- Written instruction -
Exactly repeat the full listing that follows.

**** Data supplied

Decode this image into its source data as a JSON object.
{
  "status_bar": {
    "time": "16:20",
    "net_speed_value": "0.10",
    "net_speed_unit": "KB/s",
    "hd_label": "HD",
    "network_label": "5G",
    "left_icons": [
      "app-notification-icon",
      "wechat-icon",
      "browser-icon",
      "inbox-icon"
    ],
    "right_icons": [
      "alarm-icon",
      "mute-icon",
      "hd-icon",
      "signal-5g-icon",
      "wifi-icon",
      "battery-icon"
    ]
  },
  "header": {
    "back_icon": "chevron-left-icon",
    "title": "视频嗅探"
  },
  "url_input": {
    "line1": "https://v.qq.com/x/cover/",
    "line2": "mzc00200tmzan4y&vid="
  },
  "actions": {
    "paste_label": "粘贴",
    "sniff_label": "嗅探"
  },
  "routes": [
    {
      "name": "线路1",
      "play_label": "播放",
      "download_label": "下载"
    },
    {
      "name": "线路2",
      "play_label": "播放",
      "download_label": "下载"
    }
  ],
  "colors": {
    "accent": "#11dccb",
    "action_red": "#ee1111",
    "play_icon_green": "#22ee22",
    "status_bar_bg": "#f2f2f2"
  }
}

********

- In response -
Decode this image into its source data as a JSON object.
{
  "status_bar": {
    "time": "16:20",
    "net_speed_value": "0.10",
    "net_speed_unit": "KB/s",
    "hd_label": "HD",
    "network_label": "5G",
    "left_icons": [
      "app-notification-icon",
      "wechat-icon",
      "browser-icon",
      "inbox-icon"
    ],
    "right_icons": [
      "alarm-icon",
      "mute-icon",
      "hd-icon",
      "signal-5g-icon",
      "wifi-icon",
      "battery-icon"
    ]
  },
  "header": {
    "back_icon": "chevron-left-icon",
    "title": "视频嗅探"
  },
  "url_input": {
    "line1": "https://v.qq.com/x/cover/",
    "line2": "mzc00200tmzan4y&vid="
  },
  "actions": {
    "paste_label": "粘贴",
    "sniff_label": "嗅探"
  },
  "routes": [
    {
      "name": "线路1",
      "play_label": "播放",
      "download_label": "下载"
    },
    {
      "name": "线路2",
      "play_label": "播放",
      "download_label": "下载"
    }
  ],
  "colors": {
    "accent": "#11dccb",
    "action_red": "#ee1111",
    "play_icon_green": "#22ee22",
    "status_bar_bg": "#f2f2f2"
  }
}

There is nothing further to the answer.